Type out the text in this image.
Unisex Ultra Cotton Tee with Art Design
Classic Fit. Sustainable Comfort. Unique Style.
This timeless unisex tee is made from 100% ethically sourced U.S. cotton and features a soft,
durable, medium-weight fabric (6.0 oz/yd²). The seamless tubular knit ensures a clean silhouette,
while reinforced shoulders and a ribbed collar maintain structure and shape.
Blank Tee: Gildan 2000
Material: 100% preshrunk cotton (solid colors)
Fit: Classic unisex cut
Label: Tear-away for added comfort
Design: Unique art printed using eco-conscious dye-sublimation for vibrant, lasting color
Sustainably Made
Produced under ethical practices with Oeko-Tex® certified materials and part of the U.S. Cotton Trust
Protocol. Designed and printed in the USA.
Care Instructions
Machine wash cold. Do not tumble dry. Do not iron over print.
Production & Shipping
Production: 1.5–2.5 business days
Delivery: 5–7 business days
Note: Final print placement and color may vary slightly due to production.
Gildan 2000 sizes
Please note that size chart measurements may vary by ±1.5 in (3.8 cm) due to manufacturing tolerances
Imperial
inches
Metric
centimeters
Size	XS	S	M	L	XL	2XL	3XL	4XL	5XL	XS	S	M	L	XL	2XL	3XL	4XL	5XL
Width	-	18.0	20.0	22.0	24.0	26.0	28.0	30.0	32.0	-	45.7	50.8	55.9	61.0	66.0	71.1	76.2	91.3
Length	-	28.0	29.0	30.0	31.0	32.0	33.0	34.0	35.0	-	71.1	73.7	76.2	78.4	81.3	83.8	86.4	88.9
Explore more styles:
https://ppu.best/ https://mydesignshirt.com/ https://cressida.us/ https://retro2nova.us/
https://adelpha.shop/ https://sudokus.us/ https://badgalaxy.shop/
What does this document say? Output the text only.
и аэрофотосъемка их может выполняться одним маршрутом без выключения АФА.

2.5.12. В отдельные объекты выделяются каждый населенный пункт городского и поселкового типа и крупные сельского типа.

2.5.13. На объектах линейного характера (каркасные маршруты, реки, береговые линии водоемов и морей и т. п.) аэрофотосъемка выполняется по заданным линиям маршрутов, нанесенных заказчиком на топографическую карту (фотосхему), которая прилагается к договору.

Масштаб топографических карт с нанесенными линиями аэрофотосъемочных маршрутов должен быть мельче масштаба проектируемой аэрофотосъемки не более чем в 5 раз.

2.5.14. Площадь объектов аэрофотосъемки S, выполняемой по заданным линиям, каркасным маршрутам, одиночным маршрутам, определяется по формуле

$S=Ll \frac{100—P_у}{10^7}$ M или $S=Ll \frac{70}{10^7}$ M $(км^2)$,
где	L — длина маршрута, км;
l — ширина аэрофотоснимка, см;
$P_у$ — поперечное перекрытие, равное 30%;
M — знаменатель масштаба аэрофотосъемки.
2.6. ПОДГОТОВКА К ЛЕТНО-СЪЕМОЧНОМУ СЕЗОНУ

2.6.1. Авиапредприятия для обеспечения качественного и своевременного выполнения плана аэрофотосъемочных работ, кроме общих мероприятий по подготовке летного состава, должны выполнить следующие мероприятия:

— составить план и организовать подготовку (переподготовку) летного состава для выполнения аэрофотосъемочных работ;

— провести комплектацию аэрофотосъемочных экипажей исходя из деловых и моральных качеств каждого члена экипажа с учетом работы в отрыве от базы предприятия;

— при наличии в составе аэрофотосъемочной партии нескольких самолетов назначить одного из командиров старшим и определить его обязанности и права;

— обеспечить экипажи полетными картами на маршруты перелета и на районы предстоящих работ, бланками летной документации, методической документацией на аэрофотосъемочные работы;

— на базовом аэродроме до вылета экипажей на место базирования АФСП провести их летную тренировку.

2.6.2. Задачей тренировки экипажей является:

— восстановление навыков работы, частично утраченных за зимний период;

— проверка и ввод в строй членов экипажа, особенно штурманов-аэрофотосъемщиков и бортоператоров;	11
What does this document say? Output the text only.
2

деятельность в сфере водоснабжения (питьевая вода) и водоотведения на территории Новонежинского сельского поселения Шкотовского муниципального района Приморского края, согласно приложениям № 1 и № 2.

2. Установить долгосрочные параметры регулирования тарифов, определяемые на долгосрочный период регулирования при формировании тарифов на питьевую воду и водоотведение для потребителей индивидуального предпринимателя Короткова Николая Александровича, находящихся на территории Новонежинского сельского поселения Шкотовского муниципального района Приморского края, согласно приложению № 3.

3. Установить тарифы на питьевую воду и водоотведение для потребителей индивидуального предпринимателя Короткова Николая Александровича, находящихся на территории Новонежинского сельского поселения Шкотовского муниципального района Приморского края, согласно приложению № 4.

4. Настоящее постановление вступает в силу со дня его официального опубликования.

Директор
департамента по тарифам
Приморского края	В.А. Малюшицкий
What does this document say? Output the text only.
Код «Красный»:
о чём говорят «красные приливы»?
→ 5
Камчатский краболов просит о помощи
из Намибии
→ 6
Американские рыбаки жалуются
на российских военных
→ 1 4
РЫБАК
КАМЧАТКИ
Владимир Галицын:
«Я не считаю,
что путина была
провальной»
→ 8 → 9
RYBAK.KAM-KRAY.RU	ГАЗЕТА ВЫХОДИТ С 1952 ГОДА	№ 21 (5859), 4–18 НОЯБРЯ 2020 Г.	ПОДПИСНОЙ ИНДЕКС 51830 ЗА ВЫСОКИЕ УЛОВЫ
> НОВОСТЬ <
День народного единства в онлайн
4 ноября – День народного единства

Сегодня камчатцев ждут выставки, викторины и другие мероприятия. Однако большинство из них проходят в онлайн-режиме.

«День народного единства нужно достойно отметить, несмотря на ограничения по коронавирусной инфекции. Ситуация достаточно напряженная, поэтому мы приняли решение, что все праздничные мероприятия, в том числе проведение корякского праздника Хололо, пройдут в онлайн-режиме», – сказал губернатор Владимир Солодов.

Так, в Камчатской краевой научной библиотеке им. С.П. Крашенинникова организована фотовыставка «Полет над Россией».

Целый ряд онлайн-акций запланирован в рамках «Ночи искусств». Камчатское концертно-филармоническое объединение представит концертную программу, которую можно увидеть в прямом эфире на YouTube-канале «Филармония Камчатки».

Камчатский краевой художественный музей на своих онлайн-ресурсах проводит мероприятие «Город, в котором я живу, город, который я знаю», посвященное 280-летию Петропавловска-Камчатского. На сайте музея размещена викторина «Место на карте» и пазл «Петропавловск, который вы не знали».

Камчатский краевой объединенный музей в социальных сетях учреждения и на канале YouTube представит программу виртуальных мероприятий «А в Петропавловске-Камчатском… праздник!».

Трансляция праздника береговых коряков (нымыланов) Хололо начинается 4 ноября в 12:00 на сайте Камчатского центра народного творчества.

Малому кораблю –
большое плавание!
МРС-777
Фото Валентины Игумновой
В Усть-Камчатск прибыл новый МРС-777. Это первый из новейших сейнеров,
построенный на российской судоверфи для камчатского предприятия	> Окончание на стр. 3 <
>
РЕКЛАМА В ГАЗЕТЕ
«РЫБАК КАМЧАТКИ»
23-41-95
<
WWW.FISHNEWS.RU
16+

-=-=-=-=-

[Given problem] Your task is to quote the listing above word for word.

[Solution to this problem]
Type out the text in this image.
Unisex Ultra Cotton Tee with Art Design
Classic Fit. Sustainable Comfort. Unique Style.
This timeless unisex tee is made from 100% ethically sourced U.S. cotton and features a soft,
durable, medium-weight fabric (6.0 oz/yd²). The seamless tubular knit ensures a clean silhouette,
while reinforced shoulders and a ribbed collar maintain structure and shape.
Blank Tee: Gildan 2000
Material: 100% preshrunk cotton (solid colors)
Fit: Classic unisex cut
Label: Tear-away for added comfort
Design: Unique art printed using eco-conscious dye-sublimation for vibrant, lasting color
Sustainably Made
Produced under ethical practices with Oeko-Tex® certified materials and part of the U.S. Cotton Trust
Protocol. Designed and printed in the USA.
Care Instructions
Machine wash cold. Do not tumble dry. Do not iron over print.
Production & Shipping
Production: 1.5–2.5 business days
Delivery: 5–7 business days
Note: Final print placement and color may vary slightly due to production.
Gildan 2000 sizes
Please note that size chart measurements may vary by ±1.5 in (3.8 cm) due to manufacturing tolerances
Imperial
inches
Metric
centimeters
Size	XS	S	M	L	XL	2XL	3XL	4XL	5XL	XS	S	M	L	XL	2XL	3XL	4XL	5XL
Width	-	18.0	20.0	22.0	24.0	26.0	28.0	30.0	32.0	-	45.7	50.8	55.9	61.0	66.0	71.1	76.2	91.3
Length	-	28.0	29.0	30.0	31.0	32.0	33.0	34.0	35.0	-	71.1	73.7	76.2	78.4	81.3	83.8	86.4	88.9
Explore more styles:
https://ppu.best/ https://mydesignshirt.com/ https://cressida.us/ https://retro2nova.us/
https://adelpha.shop/ https://sudokus.us/ https://badgalaxy.shop/
What does this document say? Output the text only.
и аэрофотосъемка их может выполняться одним маршрутом без выключения АФА.

2.5.12. В отдельные объекты выделяются каждый населенный пункт городского и поселкового типа и крупные сельского типа.

2.5.13. На объектах линейного характера (каркасные маршруты, реки, береговые линии водоемов и морей и т. п.) аэрофотосъемка выполняется по заданным линиям маршрутов, нанесенных заказчиком на топографическую карту (фотосхему), которая прилагается к договору.

Масштаб топографических карт с нанесенными линиями аэрофотосъемочных маршрутов должен быть мельче масштаба проектируемой аэрофотосъемки не более чем в 5 раз.

2.5.14. Площадь объектов аэрофотосъемки S, выполняемой по заданным линиям, каркасным маршрутам, одиночным маршрутам, определяется по формуле

$S=Ll \frac{100—P_у}{10^7}$ M или $S=Ll \frac{70}{10^7}$ M $(км^2)$,
где	L — длина маршрута, км;
l — ширина аэрофотоснимка, см;
$P_у$ — поперечное перекрытие, равное 30%;
M — знаменатель масштаба аэрофотосъемки.
2.6. ПОДГОТОВКА К ЛЕТНО-СЪЕМОЧНОМУ СЕЗОНУ

2.6.1. Авиапредприятия для обеспечения качественного и своевременного выполнения плана аэрофотосъемочных работ, кроме общих мероприятий по подготовке летного состава, должны выполнить следующие мероприятия:

— составить план и организовать подготовку (переподготовку) летного состава для выполнения аэрофотосъемочных работ;

— провести комплектацию аэрофотосъемочных экипажей исходя из деловых и моральных качеств каждого члена экипажа с учетом работы в отрыве от базы предприятия;

— при наличии в составе аэрофотосъемочной партии нескольких самолетов назначить одного из командиров старшим и определить его обязанности и права;

— обеспечить экипажи полетными картами на маршруты перелета и на районы предстоящих работ, бланками летной документации, методической документацией на аэрофотосъемочные работы;

— на базовом аэродроме до вылета экипажей на место базирования АФСП провести их летную тренировку.

2.6.2. Задачей тренировки экипажей является:

— восстановление навыков работы, частично утраченных за зимний период;

— проверка и ввод в строй членов экипажа, особенно штурманов-аэрофотосъемщиков и бортоператоров;	11
What does this document say? Output the text only.
2

деятельность в сфере водоснабжения (питьевая вода) и водоотведения на территории Новонежинского сельского поселения Шкотовского муниципального района Приморского края, согласно приложениям № 1 и № 2.

2. Установить долгосрочные параметры регулирования тарифов, определяемые на долгосрочный период регулирования при формировании тарифов на питьевую воду и водоотведение для потребителей индивидуального предпринимателя Короткова Николая Александровича, находящихся на территории Новонежинского сельского поселения Шкотовского муниципального района Приморского края, согласно приложению № 3.

3. Установить тарифы на питьевую воду и водоотведение для потребителей индивидуального предпринимателя Короткова Николая Александровича, находящихся на территории Новонежинского сельского поселения Шкотовского муниципального района Приморского края, согласно приложению № 4.

4. Настоящее постановление вступает в силу со дня его официального опубликования.

Директор
департамента по тарифам
Приморского края	В.А. Малюшицкий
What does this document say? Output the text only.
Код «Красный»:
о чём говорят «красные приливы»?
→ 5
Камчатский краболов просит о помощи
из Намибии
→ 6
Американские рыбаки жалуются
на российских военных
→ 1 4
РЫБАК
КАМЧАТКИ
Владимир Галицын:
«Я не считаю,
что путина была
провальной»
→ 8 → 9
RYBAK.KAM-KRAY.RU	ГАЗЕТА ВЫХОДИТ С 1952 ГОДА	№ 21 (5859), 4–18 НОЯБРЯ 2020 Г.	ПОДПИСНОЙ ИНДЕКС 51830 ЗА ВЫСОКИЕ УЛОВЫ
> НОВОСТЬ <
День народного единства в онлайн
4 ноября – День народного единства

Сегодня камчатцев ждут выставки, викторины и другие мероприятия. Однако большинство из них проходят в онлайн-режиме.

«День народного единства нужно достойно отметить, несмотря на ограничения по коронавирусной инфекции. Ситуация достаточно напряженная, поэтому мы приняли решение, что все праздничные мероприятия, в том числе проведение корякского праздника Хололо, пройдут в онлайн-режиме», – сказал губернатор Владимир Солодов.

Так, в Камчатской краевой научной библиотеке им. С.П. Крашенинникова организована фотовыставка «Полет над Россией».

Целый ряд онлайн-акций запланирован в рамках «Ночи искусств». Камчатское концертно-филармоническое объединение представит концертную программу, которую можно увидеть в прямом эфире на YouTube-канале «Филармония Камчатки».

Камчатский краевой художественный музей на своих онлайн-ресурсах проводит мероприятие «Город, в котором я живу, город, который я знаю», посвященное 280-летию Петропавловска-Камчатского. На сайте музея размещена викторина «Место на карте» и пазл «Петропавловск, который вы не знали».

Камчатский краевой объединенный музей в социальных сетях учреждения и на канале YouTube представит программу виртуальных мероприятий «А в Петропавловске-Камчатском… праздник!».

Трансляция праздника береговых коряков (нымыланов) Хололо начинается 4 ноября в 12:00 на сайте Камчатского центра народного творчества.

Малому кораблю –
большое плавание!
МРС-777
Фото Валентины Игумновой
В Усть-Камчатск прибыл новый МРС-777. Это первый из новейших сейнеров,
построенный на российской судоверфи для камчатского предприятия	> Окончание на стр. 3 <
>
РЕКЛАМА В ГАЗЕТЕ
«РЫБАК КАМЧАТКИ»
23-41-95
<
WWW.FISHNEWS.RU
16+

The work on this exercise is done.